§ Aim
Give the number of lines that include the word "JSON", nothing more.

##### Extracted records

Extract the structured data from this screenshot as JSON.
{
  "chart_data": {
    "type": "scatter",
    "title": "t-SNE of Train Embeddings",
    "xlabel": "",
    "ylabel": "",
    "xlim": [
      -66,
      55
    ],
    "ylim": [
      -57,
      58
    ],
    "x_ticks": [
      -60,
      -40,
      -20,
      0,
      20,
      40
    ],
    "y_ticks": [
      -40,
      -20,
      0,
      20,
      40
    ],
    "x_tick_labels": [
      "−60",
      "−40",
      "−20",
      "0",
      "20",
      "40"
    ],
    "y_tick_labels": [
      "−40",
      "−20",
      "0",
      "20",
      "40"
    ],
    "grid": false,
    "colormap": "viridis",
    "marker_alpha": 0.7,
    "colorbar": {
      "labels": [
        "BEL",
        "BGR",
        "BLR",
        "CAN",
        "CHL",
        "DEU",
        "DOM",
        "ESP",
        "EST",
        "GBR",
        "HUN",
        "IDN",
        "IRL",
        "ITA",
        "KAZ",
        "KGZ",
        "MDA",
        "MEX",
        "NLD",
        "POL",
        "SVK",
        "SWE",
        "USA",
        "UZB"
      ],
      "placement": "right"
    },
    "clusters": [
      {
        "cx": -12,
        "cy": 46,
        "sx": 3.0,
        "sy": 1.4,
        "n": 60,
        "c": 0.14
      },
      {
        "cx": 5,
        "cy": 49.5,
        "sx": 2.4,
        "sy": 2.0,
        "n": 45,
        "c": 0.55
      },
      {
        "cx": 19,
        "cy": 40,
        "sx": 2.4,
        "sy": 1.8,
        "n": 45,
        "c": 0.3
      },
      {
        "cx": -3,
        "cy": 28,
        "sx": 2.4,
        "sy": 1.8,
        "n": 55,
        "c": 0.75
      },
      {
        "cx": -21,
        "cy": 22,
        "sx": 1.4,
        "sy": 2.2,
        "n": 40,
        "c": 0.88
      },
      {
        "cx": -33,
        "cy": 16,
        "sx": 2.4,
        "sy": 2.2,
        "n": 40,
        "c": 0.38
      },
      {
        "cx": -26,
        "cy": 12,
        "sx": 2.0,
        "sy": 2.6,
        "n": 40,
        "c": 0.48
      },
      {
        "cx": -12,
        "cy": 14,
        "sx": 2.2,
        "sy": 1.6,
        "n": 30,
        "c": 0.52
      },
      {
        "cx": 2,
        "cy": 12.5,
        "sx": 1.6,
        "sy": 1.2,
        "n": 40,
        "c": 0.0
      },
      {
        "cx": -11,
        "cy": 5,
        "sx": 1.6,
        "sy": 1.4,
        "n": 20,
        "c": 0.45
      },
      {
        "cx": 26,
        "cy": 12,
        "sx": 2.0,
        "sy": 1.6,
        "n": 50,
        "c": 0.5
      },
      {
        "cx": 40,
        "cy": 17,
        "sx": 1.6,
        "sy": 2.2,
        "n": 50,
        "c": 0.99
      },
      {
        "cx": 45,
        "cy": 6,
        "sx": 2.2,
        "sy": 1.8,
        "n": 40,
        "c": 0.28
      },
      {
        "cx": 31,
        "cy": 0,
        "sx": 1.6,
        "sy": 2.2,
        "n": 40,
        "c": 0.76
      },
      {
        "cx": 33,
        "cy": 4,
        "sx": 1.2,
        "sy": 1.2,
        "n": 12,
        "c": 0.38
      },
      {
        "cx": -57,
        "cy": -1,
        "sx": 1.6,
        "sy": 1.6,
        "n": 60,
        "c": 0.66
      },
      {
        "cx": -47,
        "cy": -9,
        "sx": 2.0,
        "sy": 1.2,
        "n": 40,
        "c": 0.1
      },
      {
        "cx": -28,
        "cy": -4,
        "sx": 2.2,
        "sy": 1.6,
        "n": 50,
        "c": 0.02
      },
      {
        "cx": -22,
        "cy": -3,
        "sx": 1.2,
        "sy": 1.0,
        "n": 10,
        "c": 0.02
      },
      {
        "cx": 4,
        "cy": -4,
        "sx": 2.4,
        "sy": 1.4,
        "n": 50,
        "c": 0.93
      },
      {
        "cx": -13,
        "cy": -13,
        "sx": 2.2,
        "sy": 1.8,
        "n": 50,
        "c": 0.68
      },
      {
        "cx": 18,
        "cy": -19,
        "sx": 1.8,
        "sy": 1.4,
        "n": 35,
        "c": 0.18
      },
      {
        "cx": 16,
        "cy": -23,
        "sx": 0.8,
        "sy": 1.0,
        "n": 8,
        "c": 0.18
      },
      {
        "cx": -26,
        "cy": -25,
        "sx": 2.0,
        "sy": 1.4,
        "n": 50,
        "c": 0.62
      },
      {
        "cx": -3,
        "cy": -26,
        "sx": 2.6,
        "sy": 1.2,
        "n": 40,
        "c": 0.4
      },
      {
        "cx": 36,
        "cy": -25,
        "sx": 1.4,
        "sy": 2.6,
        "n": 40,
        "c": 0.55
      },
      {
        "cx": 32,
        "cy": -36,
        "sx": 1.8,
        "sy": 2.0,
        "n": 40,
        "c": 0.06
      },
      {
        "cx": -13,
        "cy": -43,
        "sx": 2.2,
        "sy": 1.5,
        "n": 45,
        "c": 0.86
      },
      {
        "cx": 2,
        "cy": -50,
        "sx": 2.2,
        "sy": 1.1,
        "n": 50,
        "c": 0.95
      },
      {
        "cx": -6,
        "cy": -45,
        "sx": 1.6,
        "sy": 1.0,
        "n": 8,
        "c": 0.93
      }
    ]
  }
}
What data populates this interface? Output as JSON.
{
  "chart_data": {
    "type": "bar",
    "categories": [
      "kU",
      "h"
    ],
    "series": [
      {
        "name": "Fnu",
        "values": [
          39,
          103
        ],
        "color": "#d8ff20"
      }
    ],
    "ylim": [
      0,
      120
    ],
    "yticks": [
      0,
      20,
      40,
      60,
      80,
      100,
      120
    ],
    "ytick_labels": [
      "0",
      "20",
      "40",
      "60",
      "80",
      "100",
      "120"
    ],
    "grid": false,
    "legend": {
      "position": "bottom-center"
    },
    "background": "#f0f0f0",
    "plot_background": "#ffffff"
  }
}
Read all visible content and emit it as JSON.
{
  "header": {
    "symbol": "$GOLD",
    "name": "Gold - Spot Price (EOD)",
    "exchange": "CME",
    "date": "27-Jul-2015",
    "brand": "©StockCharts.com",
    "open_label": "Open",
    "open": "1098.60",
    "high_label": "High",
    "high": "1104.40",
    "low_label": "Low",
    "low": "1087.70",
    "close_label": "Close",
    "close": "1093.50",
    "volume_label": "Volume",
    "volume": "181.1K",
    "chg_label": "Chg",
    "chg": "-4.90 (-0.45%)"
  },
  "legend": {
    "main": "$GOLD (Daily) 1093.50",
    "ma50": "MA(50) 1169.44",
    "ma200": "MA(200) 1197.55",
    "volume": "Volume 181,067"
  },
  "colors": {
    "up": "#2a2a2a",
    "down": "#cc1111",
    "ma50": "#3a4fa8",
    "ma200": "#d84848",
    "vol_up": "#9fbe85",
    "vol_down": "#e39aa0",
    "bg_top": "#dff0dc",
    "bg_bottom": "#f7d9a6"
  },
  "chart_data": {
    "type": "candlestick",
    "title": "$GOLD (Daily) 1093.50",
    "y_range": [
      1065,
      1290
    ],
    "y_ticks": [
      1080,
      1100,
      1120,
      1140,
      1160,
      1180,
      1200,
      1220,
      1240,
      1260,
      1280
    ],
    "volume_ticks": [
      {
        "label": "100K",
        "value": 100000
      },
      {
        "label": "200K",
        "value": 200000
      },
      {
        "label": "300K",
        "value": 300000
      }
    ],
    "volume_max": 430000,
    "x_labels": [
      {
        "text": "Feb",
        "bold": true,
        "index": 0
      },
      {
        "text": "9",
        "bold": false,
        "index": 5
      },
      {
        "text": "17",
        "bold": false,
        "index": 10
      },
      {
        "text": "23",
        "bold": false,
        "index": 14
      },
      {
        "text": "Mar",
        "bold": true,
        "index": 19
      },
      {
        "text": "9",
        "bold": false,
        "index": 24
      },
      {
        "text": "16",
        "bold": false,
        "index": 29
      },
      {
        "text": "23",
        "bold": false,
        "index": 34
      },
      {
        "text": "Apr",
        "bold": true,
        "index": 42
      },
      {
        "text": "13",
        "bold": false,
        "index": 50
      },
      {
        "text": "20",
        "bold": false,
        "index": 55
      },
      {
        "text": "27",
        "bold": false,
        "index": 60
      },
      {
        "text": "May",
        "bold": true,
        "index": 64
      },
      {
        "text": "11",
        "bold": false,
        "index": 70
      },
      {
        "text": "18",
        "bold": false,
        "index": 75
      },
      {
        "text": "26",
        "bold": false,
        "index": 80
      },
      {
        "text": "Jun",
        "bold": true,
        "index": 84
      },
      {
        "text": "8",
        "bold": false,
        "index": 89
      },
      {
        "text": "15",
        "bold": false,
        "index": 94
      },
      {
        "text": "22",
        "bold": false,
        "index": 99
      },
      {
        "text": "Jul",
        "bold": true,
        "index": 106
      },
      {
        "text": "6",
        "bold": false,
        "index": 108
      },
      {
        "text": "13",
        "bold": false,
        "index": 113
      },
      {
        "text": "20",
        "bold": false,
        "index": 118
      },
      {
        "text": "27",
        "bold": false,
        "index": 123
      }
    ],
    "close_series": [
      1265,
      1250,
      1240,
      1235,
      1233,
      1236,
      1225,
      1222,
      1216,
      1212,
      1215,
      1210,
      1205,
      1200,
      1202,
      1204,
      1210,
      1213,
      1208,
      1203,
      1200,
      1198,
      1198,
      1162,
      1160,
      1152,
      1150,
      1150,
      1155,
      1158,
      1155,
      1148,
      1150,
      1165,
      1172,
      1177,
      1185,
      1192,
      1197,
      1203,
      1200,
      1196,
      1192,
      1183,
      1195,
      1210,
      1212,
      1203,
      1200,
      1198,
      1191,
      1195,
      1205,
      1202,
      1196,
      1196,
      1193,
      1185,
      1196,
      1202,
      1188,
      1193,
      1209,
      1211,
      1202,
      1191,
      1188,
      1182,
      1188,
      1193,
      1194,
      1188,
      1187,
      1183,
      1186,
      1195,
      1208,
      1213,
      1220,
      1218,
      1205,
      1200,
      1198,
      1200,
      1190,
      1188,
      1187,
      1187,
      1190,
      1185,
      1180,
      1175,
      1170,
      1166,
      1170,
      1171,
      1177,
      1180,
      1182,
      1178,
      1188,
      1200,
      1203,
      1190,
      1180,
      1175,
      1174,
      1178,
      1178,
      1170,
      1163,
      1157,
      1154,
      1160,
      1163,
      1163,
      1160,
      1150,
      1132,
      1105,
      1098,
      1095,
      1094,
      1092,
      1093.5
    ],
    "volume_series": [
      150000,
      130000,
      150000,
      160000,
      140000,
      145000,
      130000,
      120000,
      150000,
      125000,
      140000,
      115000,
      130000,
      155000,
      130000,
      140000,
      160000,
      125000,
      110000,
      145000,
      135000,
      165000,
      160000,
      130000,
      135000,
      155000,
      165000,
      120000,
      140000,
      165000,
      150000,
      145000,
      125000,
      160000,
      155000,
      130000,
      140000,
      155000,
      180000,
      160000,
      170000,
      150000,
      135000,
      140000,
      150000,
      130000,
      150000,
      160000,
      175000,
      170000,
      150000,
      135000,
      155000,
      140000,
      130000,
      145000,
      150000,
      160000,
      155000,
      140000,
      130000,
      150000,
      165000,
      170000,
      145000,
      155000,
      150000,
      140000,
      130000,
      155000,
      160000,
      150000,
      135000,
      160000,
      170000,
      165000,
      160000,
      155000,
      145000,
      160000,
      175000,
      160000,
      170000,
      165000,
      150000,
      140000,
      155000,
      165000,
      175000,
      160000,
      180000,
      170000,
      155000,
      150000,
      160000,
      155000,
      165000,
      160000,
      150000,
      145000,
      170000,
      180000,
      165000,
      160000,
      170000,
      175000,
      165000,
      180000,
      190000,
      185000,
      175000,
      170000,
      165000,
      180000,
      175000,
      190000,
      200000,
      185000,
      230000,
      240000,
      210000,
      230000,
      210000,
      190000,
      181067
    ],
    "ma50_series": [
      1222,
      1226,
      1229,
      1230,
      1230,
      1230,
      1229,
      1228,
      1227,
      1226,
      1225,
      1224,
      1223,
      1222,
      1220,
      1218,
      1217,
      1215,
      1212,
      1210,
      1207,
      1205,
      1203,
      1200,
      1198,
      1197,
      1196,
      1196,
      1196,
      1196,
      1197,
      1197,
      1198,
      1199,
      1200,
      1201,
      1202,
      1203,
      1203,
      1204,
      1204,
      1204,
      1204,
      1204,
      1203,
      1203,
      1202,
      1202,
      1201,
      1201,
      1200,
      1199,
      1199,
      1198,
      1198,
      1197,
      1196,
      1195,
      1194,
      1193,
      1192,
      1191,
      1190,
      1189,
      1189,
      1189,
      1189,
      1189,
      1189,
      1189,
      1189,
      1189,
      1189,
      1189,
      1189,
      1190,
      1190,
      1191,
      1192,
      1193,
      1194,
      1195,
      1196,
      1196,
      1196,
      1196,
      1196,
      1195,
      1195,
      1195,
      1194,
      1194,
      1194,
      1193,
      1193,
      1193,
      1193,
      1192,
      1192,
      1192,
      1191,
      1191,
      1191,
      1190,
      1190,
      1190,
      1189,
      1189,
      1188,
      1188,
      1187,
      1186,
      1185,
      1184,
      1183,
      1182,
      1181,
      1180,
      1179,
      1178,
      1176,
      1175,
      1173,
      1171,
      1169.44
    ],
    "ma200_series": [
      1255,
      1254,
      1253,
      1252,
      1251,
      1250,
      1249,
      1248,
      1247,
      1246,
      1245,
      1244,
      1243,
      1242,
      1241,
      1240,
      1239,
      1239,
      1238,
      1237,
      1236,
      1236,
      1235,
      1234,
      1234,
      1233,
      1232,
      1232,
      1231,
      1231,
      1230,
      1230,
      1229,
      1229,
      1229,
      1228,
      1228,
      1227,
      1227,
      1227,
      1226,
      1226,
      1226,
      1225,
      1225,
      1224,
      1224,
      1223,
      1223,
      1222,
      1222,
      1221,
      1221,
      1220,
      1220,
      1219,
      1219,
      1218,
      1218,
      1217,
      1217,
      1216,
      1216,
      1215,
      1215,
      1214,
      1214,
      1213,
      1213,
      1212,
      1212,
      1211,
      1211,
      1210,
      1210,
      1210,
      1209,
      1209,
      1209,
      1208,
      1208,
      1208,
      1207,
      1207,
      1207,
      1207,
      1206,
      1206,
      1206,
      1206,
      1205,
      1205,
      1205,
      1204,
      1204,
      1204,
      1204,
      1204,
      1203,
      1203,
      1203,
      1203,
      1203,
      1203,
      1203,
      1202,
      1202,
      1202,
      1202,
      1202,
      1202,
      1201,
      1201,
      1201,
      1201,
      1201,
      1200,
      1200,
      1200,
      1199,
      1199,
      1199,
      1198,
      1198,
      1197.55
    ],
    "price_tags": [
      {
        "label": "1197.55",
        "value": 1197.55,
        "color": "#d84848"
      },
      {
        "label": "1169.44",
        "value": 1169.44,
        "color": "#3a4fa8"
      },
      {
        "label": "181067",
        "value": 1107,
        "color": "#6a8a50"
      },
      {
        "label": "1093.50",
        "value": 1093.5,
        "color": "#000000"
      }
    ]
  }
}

##########

§ Solved exercise
3